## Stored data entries

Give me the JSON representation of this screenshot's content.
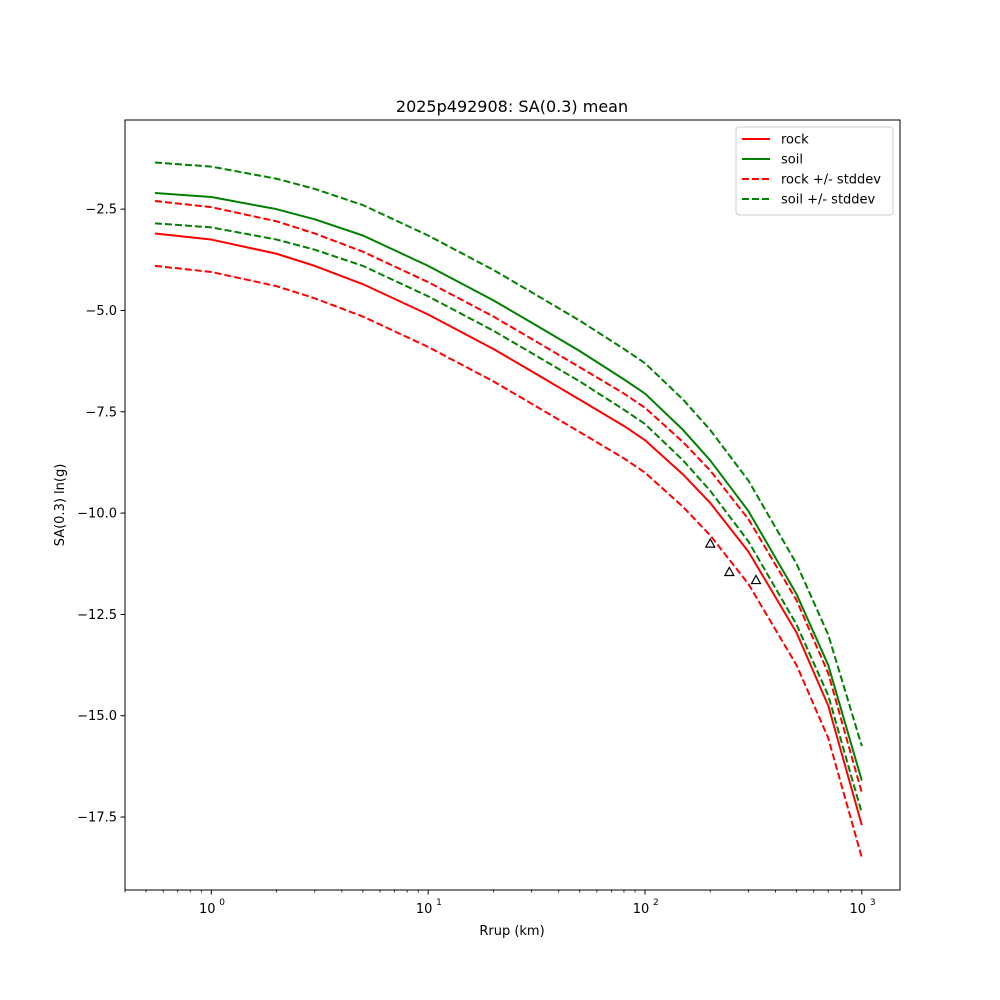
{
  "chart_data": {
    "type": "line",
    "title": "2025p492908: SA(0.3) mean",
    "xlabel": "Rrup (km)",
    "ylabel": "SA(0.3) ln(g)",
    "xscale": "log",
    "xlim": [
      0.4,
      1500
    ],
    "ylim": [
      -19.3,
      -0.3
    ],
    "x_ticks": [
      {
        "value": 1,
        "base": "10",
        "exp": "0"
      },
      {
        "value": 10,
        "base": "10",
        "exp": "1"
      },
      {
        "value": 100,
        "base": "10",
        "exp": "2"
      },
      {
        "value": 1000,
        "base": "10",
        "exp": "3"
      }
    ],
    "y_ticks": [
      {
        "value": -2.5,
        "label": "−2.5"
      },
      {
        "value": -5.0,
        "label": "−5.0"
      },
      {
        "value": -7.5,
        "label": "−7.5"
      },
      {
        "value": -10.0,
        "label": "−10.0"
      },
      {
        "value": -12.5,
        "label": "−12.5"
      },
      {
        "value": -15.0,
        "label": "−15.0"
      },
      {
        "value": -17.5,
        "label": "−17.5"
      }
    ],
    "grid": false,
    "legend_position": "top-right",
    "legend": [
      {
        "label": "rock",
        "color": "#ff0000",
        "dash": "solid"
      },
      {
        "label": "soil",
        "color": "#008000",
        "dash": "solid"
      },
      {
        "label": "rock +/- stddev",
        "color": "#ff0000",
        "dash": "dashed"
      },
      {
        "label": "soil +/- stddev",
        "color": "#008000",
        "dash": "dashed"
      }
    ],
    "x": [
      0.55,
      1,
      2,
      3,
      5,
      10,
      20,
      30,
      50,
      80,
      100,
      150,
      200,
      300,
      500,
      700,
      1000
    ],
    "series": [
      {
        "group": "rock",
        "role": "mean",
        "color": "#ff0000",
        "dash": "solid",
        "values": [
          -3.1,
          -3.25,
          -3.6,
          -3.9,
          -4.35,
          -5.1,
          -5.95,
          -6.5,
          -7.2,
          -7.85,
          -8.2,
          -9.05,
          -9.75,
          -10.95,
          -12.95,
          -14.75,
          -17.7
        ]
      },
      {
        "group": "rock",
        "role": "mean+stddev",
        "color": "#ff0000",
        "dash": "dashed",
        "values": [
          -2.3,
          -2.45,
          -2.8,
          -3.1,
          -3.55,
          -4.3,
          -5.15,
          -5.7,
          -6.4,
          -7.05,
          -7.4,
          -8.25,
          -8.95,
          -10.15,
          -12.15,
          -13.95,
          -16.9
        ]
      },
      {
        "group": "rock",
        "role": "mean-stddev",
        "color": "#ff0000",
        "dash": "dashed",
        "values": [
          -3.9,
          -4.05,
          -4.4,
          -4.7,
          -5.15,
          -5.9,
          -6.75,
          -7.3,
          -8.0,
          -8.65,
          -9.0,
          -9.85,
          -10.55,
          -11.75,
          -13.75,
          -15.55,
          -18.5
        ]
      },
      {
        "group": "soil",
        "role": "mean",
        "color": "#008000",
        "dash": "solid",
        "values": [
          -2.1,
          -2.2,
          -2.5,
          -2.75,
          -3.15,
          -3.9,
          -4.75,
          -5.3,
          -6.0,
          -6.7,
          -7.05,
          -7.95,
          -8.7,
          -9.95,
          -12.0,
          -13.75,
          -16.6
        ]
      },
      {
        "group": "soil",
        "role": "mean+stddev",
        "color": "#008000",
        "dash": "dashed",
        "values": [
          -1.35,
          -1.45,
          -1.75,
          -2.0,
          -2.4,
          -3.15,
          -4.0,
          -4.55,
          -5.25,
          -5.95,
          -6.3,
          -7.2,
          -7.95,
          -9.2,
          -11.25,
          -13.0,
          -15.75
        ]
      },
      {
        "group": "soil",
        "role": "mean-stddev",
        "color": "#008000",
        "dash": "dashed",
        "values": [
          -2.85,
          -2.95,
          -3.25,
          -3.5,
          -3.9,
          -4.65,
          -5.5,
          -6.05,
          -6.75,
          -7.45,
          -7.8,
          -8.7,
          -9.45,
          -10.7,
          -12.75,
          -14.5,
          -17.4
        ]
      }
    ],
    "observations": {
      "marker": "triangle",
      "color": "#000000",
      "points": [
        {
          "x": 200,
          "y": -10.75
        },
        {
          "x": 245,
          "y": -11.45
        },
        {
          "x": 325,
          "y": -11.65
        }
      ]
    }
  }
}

...

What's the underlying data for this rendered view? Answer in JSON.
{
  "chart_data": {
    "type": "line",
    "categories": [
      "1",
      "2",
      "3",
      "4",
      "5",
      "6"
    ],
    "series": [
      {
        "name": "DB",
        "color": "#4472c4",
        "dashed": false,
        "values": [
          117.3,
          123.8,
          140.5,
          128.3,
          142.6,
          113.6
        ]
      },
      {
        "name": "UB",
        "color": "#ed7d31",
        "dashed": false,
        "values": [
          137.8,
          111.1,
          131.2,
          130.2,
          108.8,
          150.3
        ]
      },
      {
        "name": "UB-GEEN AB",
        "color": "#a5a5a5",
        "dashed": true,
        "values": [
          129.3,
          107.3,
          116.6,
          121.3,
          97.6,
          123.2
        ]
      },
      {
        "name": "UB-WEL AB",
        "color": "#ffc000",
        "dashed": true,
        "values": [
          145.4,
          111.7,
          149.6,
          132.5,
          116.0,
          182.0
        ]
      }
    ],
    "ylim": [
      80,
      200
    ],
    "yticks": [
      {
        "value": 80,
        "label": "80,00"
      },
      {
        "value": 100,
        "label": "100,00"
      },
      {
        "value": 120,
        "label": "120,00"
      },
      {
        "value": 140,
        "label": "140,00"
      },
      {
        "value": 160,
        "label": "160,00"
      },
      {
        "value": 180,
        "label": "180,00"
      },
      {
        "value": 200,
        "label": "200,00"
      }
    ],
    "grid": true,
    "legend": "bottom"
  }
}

* * *

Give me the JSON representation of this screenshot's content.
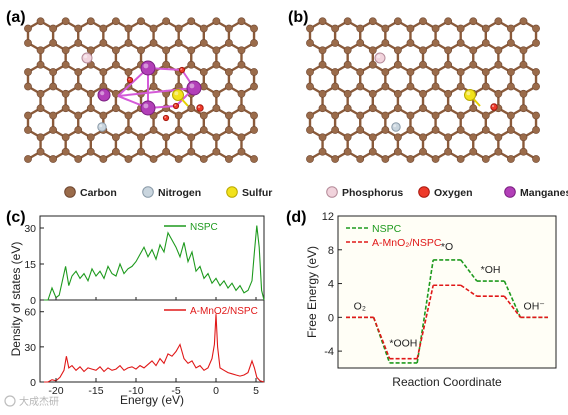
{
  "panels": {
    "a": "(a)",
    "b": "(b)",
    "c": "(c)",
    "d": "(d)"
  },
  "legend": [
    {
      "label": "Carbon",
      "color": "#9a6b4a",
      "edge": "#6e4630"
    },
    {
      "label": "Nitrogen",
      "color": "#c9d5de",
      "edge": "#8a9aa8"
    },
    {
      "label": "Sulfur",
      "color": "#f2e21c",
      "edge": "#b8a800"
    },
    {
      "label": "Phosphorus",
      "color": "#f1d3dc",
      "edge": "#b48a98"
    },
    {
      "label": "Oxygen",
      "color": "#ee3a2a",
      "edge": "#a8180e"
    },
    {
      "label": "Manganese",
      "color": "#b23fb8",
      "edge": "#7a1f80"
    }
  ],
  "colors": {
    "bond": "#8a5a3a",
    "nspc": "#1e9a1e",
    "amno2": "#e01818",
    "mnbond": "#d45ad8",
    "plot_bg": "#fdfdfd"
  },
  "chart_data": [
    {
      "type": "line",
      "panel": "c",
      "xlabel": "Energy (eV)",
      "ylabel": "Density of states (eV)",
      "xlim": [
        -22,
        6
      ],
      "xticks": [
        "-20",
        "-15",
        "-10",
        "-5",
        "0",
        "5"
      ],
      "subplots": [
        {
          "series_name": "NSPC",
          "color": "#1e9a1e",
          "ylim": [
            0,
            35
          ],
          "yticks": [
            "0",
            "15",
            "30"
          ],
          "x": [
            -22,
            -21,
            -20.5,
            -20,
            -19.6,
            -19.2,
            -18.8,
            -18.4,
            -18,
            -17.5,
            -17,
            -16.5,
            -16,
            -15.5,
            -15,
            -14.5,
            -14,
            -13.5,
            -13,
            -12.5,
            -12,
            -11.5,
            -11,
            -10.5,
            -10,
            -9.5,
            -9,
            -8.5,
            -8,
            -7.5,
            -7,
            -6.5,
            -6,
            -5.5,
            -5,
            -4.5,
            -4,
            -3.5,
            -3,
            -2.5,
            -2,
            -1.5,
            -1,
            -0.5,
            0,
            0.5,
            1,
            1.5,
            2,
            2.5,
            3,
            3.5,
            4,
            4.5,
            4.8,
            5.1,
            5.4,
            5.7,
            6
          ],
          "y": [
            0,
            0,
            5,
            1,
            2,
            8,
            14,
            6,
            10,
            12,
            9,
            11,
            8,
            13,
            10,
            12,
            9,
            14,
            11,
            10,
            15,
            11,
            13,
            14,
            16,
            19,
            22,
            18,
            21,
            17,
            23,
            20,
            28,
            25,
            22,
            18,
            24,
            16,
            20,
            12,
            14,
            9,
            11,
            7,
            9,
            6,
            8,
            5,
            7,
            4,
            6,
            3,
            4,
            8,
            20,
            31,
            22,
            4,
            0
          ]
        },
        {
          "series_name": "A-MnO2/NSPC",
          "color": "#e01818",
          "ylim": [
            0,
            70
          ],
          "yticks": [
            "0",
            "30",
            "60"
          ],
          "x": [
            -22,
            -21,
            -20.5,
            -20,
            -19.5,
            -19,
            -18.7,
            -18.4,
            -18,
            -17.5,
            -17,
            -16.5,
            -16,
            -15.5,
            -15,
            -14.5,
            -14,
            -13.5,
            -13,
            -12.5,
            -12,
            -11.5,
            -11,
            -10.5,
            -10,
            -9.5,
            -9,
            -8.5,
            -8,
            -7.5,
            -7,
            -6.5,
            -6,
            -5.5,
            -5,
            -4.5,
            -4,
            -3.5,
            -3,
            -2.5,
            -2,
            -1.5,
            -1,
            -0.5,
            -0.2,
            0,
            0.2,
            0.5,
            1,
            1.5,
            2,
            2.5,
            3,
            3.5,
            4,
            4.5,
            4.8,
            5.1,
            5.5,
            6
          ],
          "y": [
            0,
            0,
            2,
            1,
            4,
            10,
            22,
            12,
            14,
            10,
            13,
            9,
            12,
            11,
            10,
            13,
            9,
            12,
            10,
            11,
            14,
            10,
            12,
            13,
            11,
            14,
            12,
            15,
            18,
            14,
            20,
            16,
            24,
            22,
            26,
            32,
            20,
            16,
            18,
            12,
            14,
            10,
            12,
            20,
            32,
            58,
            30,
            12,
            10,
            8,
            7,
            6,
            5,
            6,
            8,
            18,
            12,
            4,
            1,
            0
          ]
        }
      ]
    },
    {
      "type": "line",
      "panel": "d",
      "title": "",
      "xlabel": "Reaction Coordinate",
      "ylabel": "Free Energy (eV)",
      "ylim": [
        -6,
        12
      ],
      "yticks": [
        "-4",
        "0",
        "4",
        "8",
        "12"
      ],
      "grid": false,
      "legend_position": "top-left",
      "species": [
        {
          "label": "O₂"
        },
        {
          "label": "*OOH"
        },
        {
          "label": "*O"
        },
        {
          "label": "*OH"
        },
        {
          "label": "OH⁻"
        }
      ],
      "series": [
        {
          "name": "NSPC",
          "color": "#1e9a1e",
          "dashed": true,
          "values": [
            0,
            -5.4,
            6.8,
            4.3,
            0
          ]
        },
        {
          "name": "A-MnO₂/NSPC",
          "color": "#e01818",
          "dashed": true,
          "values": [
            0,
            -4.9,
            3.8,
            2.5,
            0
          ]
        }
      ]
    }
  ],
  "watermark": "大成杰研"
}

## DIRECTIVE
Select all lines with the word "edge" from the entries above.

## EXPECTED OUTPUT
      "edge": "#6e4630"
      "edge": "#8a9aa8"
      "edge": "#b8a800"
      "edge": "#b48a98"
      "edge": "#a8180e"
      "edge": "#7a1f80"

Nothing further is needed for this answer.